**Problem to work on**
Determine the number of lines in these entries that hold the word "screenshot". Give the number and nothing more.

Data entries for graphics
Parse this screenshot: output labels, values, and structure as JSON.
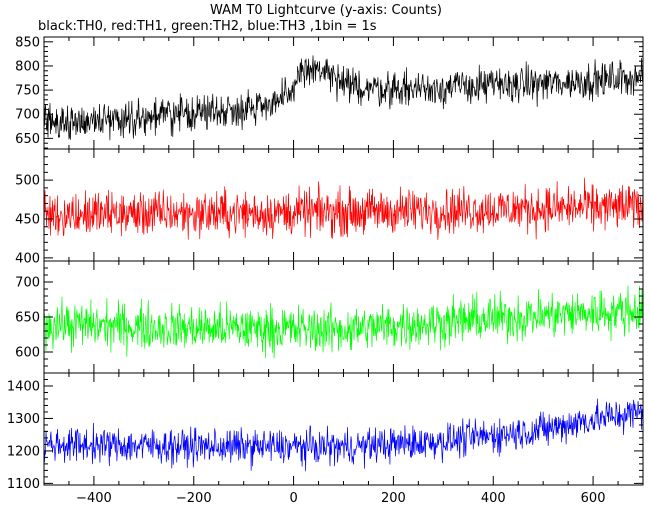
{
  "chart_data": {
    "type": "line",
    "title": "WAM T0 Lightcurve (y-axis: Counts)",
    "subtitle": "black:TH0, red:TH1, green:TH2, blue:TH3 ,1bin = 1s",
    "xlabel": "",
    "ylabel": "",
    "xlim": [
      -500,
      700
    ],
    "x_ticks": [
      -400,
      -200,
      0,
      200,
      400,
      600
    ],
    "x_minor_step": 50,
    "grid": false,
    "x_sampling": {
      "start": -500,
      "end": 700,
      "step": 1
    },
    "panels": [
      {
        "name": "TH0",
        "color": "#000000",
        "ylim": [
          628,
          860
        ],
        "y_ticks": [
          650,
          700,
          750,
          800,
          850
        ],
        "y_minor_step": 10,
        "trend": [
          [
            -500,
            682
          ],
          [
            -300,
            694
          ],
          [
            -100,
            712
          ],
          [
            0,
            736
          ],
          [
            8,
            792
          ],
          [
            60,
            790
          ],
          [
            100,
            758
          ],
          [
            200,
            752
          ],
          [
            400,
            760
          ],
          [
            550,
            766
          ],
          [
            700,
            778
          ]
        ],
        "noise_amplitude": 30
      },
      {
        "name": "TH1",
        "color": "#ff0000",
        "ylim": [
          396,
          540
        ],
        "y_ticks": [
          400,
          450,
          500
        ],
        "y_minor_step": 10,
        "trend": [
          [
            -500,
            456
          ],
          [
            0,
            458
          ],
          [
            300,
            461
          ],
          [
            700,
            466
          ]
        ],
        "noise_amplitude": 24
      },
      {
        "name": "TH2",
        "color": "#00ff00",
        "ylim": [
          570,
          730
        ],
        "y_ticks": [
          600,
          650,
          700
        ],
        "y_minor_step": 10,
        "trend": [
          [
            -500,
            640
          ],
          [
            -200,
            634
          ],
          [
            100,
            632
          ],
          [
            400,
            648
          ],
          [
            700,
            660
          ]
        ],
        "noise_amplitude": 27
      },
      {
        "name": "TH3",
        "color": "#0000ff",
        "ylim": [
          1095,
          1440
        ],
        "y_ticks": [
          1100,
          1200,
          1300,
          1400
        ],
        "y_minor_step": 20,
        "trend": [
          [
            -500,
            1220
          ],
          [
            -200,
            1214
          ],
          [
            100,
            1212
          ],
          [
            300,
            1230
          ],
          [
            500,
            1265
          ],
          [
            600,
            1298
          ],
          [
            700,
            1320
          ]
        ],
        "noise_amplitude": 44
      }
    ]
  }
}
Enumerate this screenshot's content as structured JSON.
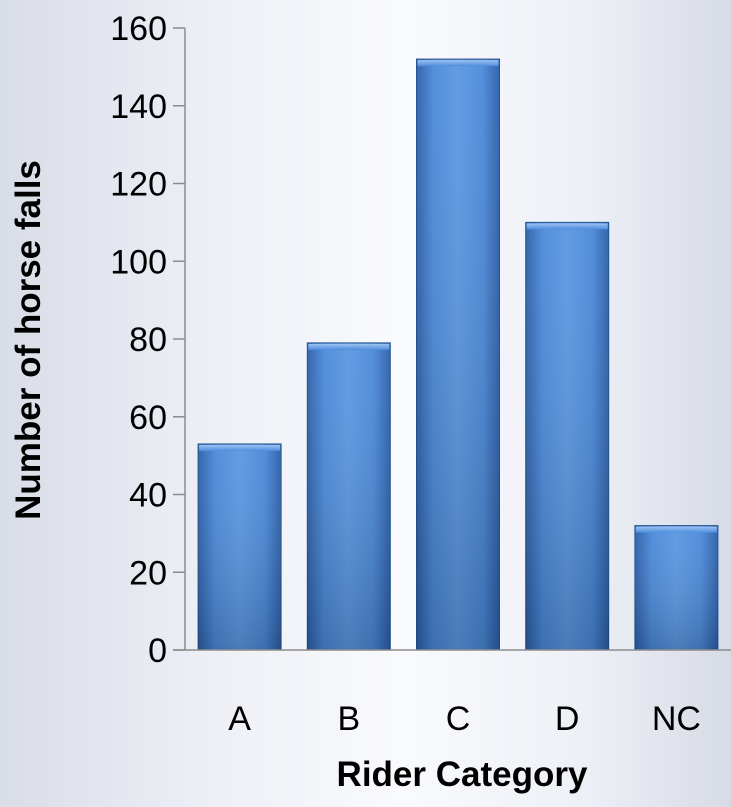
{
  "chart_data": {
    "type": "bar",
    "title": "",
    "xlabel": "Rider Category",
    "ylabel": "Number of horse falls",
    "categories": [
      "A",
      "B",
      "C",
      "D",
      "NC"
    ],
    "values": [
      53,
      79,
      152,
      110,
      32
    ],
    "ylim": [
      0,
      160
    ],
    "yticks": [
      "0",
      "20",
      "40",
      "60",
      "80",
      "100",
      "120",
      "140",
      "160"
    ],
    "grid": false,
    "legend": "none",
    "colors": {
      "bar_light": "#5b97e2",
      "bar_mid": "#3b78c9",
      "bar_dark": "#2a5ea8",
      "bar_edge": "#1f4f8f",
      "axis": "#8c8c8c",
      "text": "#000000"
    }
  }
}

**Written response**
2